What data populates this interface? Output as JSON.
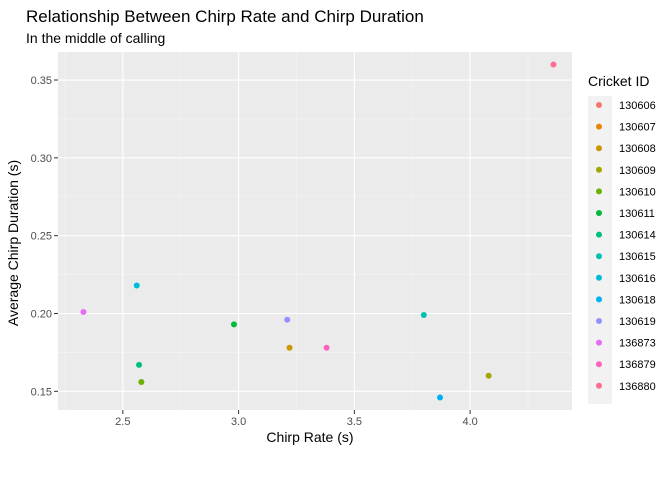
{
  "chart_data": {
    "type": "scatter",
    "title": "Relationship Between Chirp Rate and Chirp Duration",
    "subtitle": "In the middle of calling",
    "xlabel": "Chirp Rate (s)",
    "ylabel": "Average Chirp Duration (s)",
    "xlim": [
      2.22,
      4.44
    ],
    "ylim": [
      0.138,
      0.368
    ],
    "x_ticks": [
      2.5,
      3.0,
      3.5,
      4.0
    ],
    "x_tick_labels": [
      "2.5",
      "3.0",
      "3.5",
      "4.0"
    ],
    "y_ticks": [
      0.15,
      0.2,
      0.25,
      0.3,
      0.35
    ],
    "y_tick_labels": [
      "0.15",
      "0.20",
      "0.25",
      "0.30",
      "0.35"
    ],
    "grid": true,
    "legend_title": "Cricket ID",
    "legend_position": "right",
    "series": [
      {
        "name": "130606",
        "color": "#F8766D",
        "points": []
      },
      {
        "name": "130607",
        "color": "#E58700",
        "points": []
      },
      {
        "name": "130608",
        "color": "#C99800",
        "points": [
          {
            "x": 3.22,
            "y": 0.178
          }
        ]
      },
      {
        "name": "130609",
        "color": "#A3A500",
        "points": [
          {
            "x": 4.08,
            "y": 0.16
          }
        ]
      },
      {
        "name": "130610",
        "color": "#6BB100",
        "points": [
          {
            "x": 2.58,
            "y": 0.156
          }
        ]
      },
      {
        "name": "130611",
        "color": "#00BA38",
        "points": [
          {
            "x": 2.98,
            "y": 0.193
          }
        ]
      },
      {
        "name": "130614",
        "color": "#00BF7D",
        "points": [
          {
            "x": 2.57,
            "y": 0.167
          }
        ]
      },
      {
        "name": "130615",
        "color": "#00C0AF",
        "points": [
          {
            "x": 3.8,
            "y": 0.199
          }
        ]
      },
      {
        "name": "130616",
        "color": "#00BCD8",
        "points": [
          {
            "x": 2.56,
            "y": 0.218
          }
        ]
      },
      {
        "name": "130618",
        "color": "#00B0F6",
        "points": [
          {
            "x": 3.87,
            "y": 0.146
          }
        ]
      },
      {
        "name": "130619",
        "color": "#9590FF",
        "points": [
          {
            "x": 3.21,
            "y": 0.196
          }
        ]
      },
      {
        "name": "136873",
        "color": "#E76BF3",
        "points": [
          {
            "x": 2.33,
            "y": 0.201
          }
        ]
      },
      {
        "name": "136879",
        "color": "#FF62BC",
        "points": [
          {
            "x": 3.38,
            "y": 0.178
          }
        ]
      },
      {
        "name": "136880",
        "color": "#FF6C91",
        "points": [
          {
            "x": 4.36,
            "y": 0.36
          }
        ]
      }
    ]
  }
}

============

Stated exercise: Lines containing the word "Chirp" are to be counted in the listing; state their number alone.

Response for this exercise: 3